## start
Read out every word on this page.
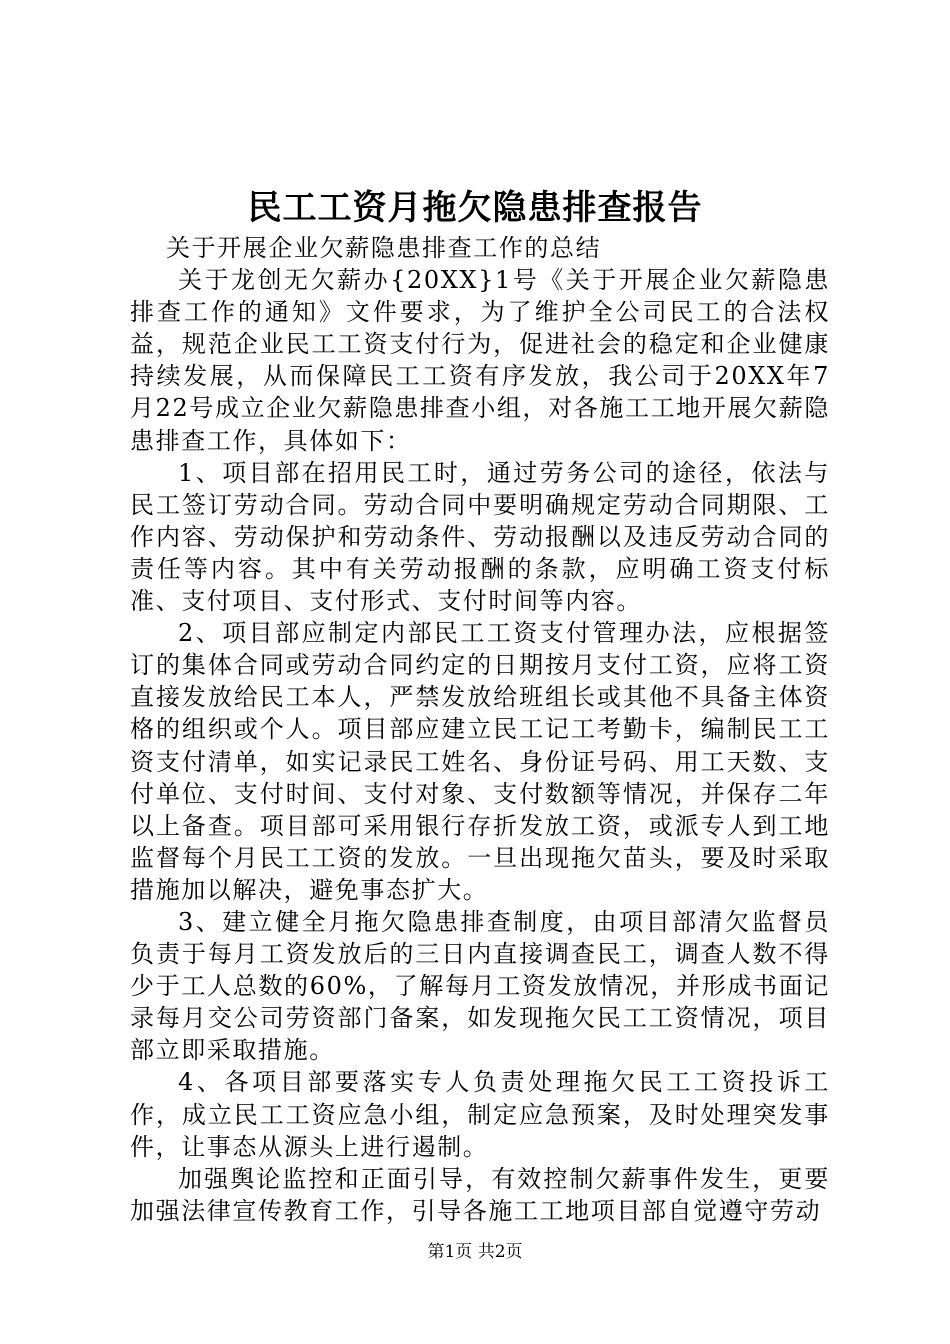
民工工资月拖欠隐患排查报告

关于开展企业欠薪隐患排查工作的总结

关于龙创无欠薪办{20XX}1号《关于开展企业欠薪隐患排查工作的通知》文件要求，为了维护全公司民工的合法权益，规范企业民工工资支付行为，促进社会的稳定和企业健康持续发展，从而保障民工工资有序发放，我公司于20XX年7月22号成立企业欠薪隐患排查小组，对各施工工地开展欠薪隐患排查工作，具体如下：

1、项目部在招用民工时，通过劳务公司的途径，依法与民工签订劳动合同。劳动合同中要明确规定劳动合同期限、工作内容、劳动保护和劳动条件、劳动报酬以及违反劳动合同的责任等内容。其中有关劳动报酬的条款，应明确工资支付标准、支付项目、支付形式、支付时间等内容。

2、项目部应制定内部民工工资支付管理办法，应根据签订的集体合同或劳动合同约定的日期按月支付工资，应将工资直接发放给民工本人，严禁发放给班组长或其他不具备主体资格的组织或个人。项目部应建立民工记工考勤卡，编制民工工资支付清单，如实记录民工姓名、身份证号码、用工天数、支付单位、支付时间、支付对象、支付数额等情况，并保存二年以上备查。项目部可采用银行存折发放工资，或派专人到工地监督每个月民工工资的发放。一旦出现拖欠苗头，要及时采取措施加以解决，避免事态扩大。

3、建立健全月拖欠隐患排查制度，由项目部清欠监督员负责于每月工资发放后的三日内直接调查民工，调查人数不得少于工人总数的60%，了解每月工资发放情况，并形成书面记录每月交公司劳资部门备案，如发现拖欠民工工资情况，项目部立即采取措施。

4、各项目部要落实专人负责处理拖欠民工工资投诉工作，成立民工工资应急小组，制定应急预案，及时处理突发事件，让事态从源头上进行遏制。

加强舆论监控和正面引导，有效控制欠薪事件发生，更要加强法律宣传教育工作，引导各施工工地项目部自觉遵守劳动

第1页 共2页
## end
## start
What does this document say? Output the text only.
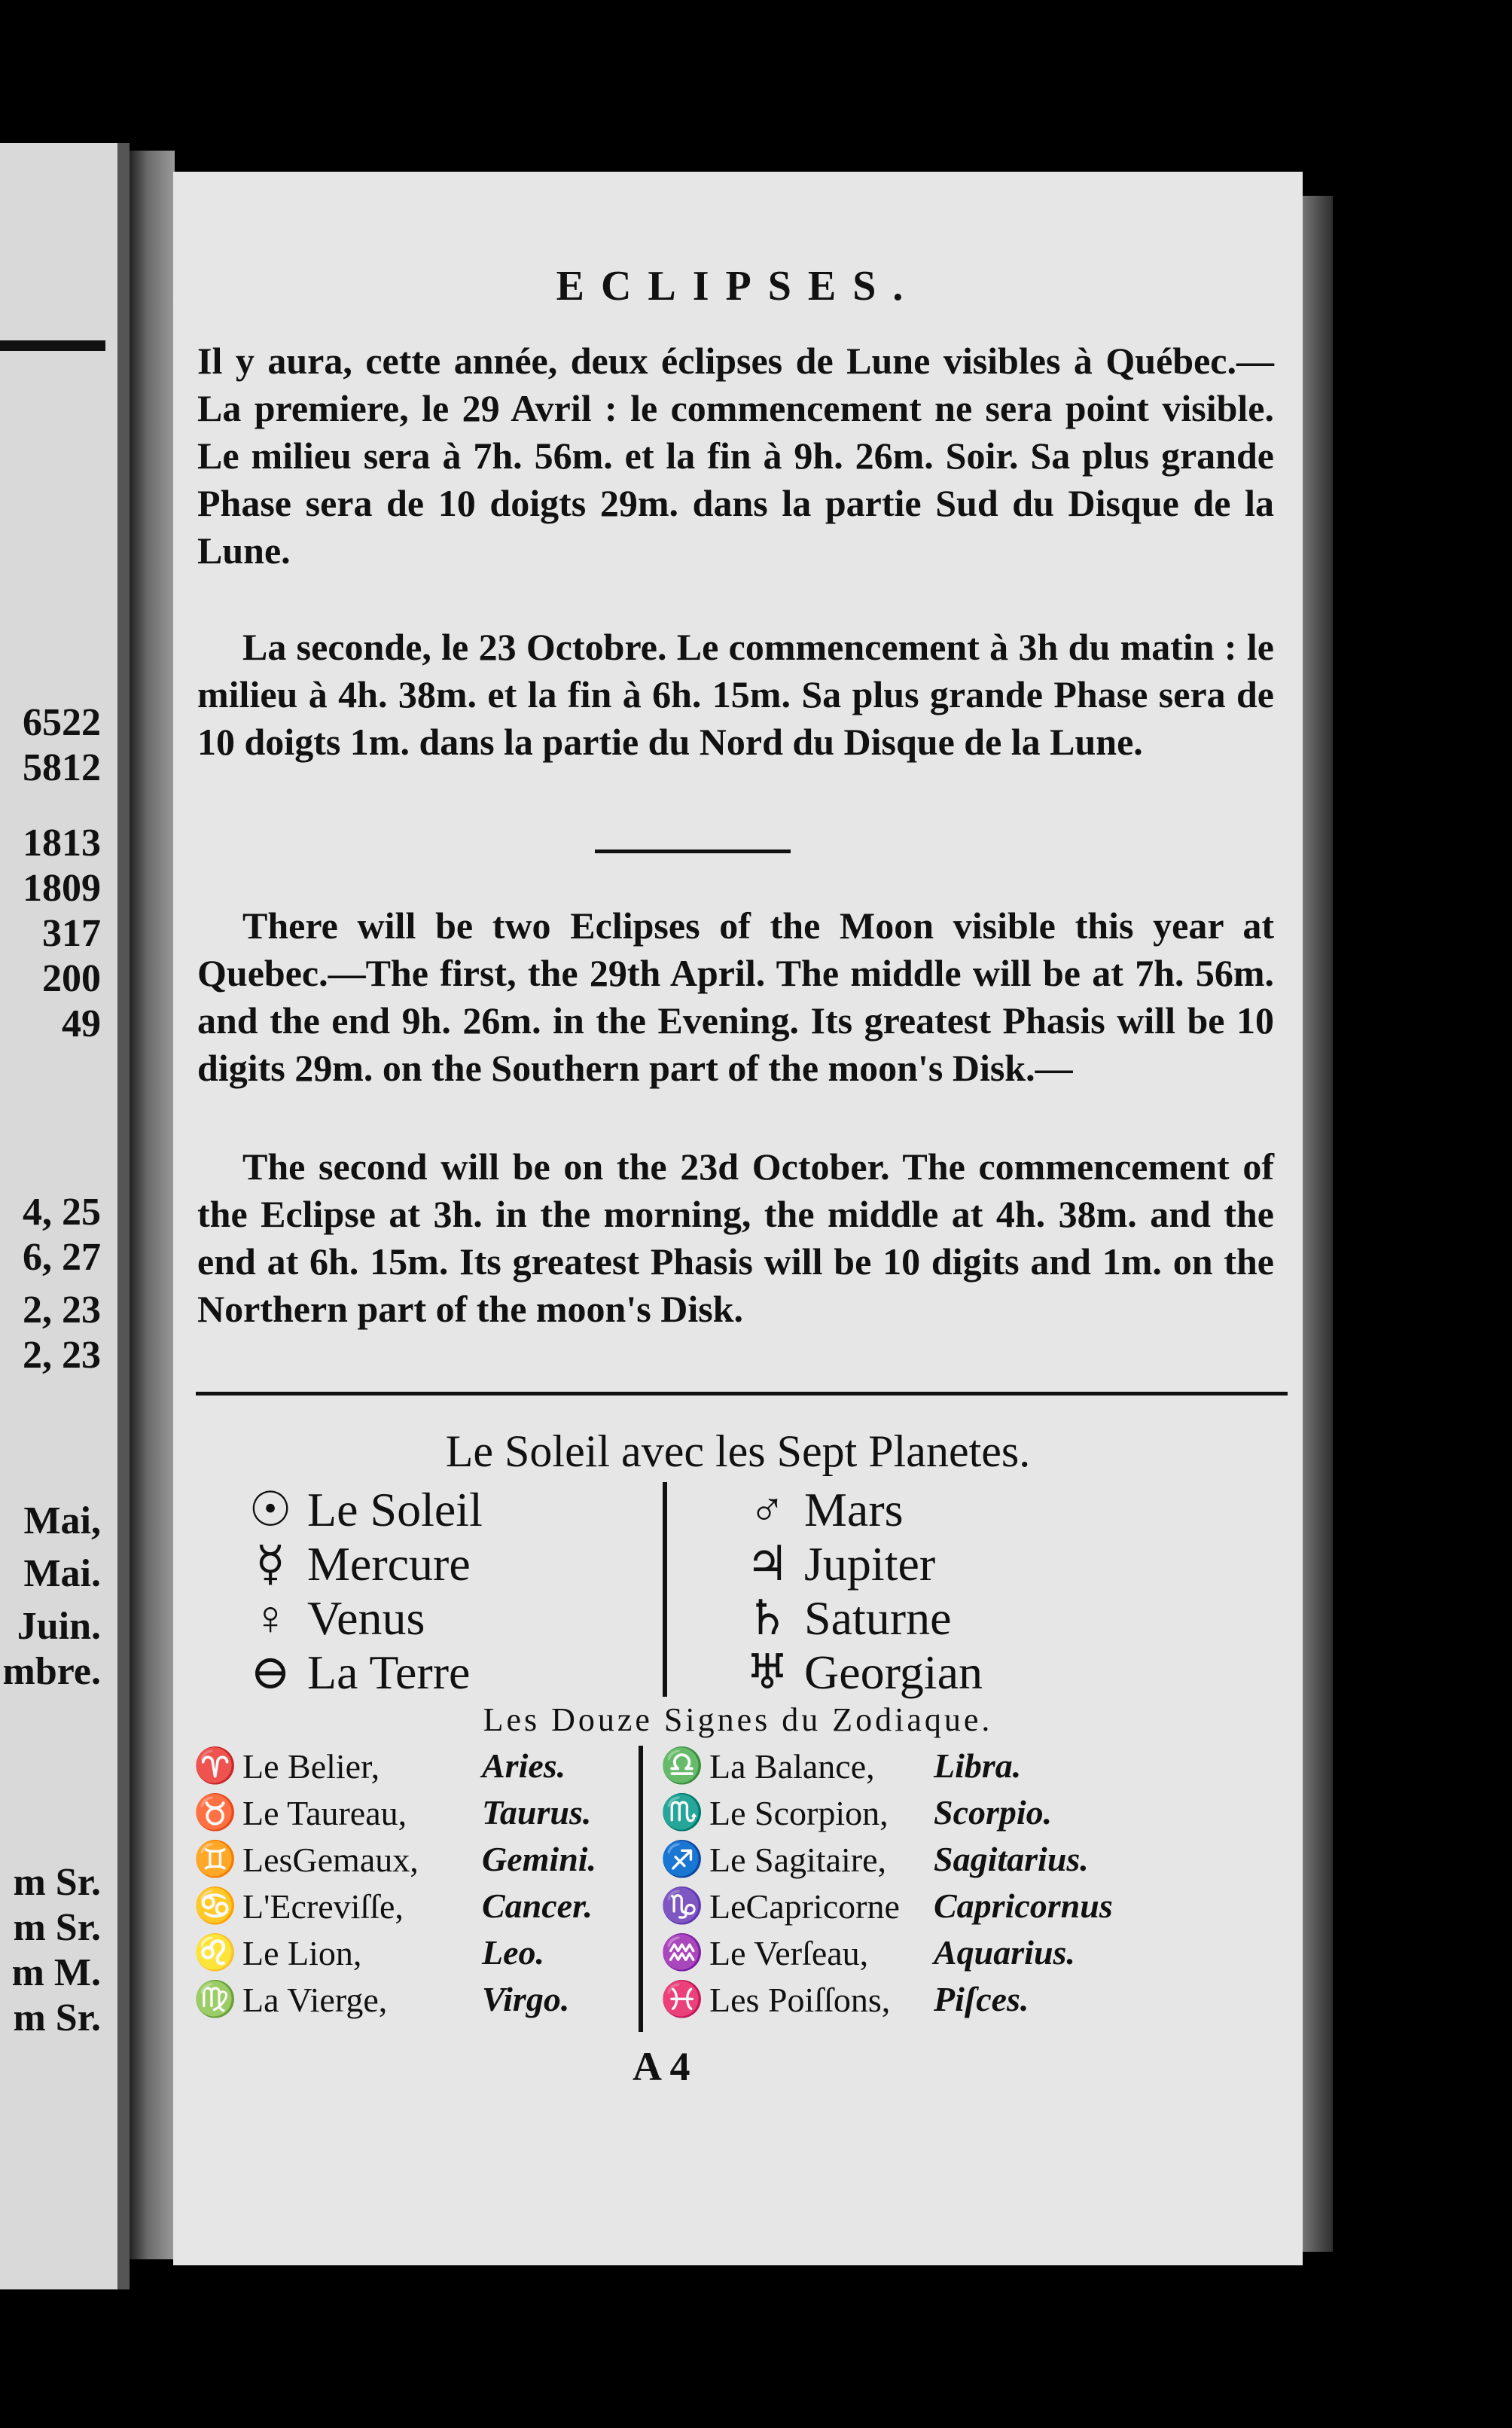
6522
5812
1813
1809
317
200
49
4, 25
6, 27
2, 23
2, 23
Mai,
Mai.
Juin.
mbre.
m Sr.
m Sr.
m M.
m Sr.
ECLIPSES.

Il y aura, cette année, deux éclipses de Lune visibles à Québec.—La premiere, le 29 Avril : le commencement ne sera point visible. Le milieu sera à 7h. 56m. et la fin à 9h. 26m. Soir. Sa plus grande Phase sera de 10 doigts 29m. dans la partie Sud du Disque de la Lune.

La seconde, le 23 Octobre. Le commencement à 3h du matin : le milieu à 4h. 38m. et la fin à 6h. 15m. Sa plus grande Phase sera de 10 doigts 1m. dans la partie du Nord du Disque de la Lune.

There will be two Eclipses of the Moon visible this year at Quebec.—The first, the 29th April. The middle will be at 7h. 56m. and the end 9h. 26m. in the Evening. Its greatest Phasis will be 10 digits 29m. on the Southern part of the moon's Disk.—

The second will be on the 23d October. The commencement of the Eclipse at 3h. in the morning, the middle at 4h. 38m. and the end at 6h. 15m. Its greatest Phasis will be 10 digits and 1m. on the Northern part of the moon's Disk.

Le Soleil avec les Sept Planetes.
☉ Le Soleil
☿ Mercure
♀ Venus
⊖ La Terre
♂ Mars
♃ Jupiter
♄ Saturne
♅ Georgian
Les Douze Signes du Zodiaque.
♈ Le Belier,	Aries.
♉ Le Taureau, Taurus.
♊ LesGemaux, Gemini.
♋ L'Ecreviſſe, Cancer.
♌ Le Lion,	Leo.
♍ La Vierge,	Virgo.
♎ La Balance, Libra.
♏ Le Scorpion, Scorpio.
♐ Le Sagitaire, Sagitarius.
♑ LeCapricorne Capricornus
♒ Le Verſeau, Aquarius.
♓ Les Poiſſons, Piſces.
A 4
## end
▸ **What this task involves**: Copy all lines from the data that hold the word "Soleil".

▸ **Solution**:
Le Soleil avec les Sept Planetes.
☉ Le Soleil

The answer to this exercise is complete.